Records for the exercise:
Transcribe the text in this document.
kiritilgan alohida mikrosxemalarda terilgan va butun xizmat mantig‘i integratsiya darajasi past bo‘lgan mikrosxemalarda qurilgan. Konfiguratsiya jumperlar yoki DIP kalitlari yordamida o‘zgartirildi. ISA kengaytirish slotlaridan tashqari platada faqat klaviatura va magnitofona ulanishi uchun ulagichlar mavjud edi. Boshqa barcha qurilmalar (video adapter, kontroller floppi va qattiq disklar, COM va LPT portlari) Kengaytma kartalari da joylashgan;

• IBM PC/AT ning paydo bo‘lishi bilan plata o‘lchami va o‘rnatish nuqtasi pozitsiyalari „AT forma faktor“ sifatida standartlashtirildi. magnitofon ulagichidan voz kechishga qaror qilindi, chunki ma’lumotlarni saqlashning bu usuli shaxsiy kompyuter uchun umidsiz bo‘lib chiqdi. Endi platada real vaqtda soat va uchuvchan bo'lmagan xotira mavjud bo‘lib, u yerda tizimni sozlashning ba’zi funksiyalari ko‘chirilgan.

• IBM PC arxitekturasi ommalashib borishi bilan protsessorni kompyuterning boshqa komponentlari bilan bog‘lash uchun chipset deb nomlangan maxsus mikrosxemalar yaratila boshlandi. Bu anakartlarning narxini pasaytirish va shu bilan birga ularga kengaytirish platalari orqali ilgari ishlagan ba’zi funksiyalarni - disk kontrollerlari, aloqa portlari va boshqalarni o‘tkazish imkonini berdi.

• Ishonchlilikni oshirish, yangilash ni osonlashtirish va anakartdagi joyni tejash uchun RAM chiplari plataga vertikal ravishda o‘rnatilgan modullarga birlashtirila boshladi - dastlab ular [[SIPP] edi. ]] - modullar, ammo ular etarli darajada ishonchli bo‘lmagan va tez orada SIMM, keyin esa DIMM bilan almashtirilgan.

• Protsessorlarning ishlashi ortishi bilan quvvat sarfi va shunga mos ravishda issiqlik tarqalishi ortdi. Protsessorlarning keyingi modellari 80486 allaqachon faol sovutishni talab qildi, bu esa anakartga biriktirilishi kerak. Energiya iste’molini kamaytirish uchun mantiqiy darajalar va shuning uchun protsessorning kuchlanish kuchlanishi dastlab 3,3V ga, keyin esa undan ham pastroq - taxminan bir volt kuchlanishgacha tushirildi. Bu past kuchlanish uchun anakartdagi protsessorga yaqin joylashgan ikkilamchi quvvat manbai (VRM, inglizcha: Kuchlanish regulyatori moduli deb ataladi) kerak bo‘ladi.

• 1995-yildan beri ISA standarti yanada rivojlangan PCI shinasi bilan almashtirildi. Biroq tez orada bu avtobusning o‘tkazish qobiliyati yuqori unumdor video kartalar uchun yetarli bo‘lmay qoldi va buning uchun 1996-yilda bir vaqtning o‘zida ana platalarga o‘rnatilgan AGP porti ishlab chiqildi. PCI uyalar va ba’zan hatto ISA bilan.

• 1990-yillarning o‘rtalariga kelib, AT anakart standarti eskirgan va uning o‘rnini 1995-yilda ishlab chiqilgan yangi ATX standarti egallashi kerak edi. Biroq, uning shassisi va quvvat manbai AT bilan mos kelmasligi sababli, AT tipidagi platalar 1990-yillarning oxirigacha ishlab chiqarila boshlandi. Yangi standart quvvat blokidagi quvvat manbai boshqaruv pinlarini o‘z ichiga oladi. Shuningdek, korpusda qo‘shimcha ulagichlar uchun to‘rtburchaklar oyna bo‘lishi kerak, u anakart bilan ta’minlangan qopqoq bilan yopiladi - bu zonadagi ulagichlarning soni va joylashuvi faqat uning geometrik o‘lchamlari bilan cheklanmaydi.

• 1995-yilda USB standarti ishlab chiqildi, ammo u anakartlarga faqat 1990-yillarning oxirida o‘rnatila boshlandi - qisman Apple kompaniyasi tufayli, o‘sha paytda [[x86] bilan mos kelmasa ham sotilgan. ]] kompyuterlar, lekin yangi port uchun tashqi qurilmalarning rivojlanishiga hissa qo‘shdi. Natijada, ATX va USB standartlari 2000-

Written request: The word "orada" may turn up on some lines of these records; say how many, with no other words.

Answer to this exercise: 2